What needs to be done: Work out how many lines below contain the word "Selbsthilfe", then give that number alone.

===== Record extracts =====

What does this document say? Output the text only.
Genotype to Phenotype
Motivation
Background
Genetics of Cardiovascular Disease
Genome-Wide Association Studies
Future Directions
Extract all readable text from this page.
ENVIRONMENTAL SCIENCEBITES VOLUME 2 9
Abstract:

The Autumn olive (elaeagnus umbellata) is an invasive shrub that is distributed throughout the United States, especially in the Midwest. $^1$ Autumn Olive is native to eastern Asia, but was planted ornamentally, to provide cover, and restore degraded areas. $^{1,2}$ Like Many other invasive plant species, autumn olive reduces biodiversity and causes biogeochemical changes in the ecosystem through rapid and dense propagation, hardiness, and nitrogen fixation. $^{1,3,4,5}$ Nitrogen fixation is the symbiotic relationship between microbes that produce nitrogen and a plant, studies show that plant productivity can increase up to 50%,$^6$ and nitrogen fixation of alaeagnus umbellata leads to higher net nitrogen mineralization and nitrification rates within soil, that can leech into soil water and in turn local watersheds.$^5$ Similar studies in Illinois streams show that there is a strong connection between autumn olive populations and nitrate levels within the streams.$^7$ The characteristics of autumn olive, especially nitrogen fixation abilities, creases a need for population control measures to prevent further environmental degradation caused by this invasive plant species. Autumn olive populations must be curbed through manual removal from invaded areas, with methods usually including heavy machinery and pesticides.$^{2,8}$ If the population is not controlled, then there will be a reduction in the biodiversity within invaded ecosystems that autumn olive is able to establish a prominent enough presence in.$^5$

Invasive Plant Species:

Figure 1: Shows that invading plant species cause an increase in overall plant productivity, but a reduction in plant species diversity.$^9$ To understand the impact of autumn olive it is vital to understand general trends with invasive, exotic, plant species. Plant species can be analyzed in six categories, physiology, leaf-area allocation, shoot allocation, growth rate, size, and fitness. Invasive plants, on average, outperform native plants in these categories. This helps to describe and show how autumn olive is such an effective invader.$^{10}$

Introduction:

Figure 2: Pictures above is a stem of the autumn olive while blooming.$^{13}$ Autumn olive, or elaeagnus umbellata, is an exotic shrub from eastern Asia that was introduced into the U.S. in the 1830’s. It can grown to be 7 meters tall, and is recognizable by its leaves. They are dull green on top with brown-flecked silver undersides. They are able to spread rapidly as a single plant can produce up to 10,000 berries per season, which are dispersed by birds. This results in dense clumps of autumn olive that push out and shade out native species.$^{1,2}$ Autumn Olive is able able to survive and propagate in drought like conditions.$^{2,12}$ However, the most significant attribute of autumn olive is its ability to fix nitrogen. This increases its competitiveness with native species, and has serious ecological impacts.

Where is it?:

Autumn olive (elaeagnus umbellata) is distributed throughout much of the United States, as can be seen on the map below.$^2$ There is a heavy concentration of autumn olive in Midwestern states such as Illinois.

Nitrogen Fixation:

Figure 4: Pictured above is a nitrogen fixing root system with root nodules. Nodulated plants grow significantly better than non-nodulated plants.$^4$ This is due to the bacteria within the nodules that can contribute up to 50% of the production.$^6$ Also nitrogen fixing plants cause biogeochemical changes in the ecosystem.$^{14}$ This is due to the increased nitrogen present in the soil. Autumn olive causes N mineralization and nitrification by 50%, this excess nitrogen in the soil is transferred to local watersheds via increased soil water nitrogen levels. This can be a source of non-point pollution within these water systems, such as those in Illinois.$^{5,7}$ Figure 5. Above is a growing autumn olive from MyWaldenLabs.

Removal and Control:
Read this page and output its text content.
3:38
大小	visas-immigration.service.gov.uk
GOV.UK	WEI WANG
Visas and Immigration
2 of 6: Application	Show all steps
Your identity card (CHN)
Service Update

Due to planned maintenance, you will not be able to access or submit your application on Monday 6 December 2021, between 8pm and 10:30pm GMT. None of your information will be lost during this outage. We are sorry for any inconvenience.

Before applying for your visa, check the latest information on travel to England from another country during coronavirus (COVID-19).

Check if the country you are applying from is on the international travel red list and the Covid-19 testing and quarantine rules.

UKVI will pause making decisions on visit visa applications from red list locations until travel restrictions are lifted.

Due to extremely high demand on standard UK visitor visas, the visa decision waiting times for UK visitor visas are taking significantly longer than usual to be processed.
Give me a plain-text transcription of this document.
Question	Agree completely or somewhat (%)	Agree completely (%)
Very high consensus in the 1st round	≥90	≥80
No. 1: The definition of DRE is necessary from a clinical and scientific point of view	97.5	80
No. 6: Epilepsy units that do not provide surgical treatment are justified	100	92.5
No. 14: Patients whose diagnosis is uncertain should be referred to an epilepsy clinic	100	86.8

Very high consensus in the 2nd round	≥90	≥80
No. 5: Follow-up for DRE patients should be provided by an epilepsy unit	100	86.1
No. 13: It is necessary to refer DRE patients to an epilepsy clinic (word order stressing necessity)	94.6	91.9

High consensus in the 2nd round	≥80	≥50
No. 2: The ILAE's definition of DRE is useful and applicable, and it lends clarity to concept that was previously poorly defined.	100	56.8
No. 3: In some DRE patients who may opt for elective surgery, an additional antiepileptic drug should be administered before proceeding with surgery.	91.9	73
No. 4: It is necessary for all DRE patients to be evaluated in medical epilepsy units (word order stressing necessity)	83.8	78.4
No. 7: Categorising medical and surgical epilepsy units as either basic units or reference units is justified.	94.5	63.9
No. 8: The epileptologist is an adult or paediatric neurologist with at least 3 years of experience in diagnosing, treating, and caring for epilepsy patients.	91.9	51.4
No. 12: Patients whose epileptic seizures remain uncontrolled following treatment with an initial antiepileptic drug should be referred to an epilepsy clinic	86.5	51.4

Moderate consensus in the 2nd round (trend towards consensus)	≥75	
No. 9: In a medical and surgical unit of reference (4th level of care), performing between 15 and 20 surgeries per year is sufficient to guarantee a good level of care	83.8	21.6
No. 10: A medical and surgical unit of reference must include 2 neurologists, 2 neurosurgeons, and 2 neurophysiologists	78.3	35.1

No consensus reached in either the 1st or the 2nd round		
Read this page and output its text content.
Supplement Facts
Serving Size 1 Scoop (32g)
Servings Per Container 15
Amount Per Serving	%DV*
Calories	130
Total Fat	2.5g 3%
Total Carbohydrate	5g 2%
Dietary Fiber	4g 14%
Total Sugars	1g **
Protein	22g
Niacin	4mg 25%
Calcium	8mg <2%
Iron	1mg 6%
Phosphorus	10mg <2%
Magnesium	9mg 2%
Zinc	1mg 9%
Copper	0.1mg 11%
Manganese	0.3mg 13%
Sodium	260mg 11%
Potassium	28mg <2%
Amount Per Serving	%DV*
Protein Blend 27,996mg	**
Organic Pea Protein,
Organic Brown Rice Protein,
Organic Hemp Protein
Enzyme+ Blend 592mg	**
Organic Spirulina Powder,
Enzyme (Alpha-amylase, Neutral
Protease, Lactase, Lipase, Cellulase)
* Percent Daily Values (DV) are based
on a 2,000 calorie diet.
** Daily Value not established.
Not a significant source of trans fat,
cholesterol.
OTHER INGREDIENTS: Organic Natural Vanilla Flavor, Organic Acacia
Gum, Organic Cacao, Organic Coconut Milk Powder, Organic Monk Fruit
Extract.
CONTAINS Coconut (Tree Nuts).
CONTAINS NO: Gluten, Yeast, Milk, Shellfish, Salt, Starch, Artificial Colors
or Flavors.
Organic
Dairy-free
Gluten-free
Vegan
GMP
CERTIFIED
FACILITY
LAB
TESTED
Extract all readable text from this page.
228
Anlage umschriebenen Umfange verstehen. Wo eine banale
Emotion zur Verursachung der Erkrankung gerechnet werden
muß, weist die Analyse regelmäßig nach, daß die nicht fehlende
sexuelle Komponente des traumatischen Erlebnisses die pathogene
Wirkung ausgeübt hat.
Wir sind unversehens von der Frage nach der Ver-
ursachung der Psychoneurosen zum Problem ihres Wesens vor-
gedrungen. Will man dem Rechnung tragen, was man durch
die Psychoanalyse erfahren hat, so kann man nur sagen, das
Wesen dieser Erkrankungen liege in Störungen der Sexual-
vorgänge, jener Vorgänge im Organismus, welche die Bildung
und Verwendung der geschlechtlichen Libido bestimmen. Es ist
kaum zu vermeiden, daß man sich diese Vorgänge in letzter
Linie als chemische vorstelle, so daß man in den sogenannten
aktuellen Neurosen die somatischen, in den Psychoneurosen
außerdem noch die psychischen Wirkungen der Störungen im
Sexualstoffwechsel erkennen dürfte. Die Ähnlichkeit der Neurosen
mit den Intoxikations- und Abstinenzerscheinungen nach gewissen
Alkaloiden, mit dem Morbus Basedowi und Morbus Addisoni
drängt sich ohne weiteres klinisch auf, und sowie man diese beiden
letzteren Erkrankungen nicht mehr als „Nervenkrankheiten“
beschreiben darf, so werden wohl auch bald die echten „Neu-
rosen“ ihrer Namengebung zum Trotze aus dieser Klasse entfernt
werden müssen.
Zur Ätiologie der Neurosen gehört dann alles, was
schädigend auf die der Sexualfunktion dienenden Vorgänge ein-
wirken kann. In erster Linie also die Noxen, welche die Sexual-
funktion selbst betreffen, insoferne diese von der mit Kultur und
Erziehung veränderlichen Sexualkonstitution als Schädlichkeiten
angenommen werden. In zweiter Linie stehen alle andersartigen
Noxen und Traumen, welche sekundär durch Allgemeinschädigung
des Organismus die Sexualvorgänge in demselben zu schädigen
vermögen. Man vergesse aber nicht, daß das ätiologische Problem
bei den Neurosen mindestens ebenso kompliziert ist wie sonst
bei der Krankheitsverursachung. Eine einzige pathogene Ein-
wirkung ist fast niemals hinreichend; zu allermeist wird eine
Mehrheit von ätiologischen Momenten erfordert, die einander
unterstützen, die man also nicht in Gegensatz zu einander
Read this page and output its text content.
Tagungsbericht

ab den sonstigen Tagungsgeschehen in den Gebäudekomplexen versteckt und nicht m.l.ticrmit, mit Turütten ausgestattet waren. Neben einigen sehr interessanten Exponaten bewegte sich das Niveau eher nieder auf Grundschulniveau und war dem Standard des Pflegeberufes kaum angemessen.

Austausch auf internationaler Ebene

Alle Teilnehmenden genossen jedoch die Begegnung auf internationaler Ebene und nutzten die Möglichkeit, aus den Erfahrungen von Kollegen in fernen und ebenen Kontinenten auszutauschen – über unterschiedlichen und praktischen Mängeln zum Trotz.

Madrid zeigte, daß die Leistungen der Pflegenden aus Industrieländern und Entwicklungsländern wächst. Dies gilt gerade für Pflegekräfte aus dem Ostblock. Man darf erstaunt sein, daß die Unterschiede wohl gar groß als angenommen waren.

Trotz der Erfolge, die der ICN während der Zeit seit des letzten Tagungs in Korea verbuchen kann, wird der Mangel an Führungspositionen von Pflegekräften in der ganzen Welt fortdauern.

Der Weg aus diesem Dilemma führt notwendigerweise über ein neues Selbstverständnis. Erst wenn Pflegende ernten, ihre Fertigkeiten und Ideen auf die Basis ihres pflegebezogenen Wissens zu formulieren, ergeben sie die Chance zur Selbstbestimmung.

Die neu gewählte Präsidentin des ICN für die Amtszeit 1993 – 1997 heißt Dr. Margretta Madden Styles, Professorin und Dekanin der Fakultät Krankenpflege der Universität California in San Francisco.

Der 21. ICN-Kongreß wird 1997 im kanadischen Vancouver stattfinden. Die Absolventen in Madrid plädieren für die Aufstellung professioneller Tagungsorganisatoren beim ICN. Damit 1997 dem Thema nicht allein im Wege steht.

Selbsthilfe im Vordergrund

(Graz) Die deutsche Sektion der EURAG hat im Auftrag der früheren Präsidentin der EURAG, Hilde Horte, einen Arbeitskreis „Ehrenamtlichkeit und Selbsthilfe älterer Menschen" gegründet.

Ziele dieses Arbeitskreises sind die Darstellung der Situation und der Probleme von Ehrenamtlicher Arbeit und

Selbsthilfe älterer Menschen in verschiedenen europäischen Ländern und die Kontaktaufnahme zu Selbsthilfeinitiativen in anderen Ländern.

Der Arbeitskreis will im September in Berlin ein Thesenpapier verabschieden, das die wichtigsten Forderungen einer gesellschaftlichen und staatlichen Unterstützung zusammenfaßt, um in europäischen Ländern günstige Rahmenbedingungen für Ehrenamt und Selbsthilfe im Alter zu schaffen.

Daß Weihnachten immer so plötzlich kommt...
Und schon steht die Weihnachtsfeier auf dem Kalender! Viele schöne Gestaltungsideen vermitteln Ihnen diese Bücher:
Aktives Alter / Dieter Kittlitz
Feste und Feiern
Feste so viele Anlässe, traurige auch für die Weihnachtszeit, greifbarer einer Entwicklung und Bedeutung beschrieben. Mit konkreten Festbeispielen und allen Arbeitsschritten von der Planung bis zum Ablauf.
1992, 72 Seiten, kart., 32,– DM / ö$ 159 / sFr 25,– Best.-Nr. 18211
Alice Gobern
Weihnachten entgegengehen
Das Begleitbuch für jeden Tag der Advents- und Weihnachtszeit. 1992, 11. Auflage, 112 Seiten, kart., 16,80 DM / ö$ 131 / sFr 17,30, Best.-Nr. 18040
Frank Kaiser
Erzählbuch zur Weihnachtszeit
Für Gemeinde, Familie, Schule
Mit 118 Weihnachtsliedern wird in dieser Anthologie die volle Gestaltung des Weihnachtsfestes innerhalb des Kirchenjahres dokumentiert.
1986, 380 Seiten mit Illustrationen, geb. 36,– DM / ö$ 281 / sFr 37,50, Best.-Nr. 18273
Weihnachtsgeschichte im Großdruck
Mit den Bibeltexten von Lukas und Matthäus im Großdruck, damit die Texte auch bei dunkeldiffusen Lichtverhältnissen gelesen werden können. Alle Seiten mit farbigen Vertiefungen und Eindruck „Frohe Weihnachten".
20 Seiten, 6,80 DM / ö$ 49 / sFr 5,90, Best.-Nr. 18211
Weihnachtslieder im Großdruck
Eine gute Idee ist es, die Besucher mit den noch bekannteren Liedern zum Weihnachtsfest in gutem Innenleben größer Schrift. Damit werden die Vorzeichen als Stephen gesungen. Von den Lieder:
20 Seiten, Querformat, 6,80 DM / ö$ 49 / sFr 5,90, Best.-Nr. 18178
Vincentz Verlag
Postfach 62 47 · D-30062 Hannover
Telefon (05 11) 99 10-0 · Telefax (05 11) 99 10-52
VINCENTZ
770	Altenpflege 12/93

=====

Completed exercise: 4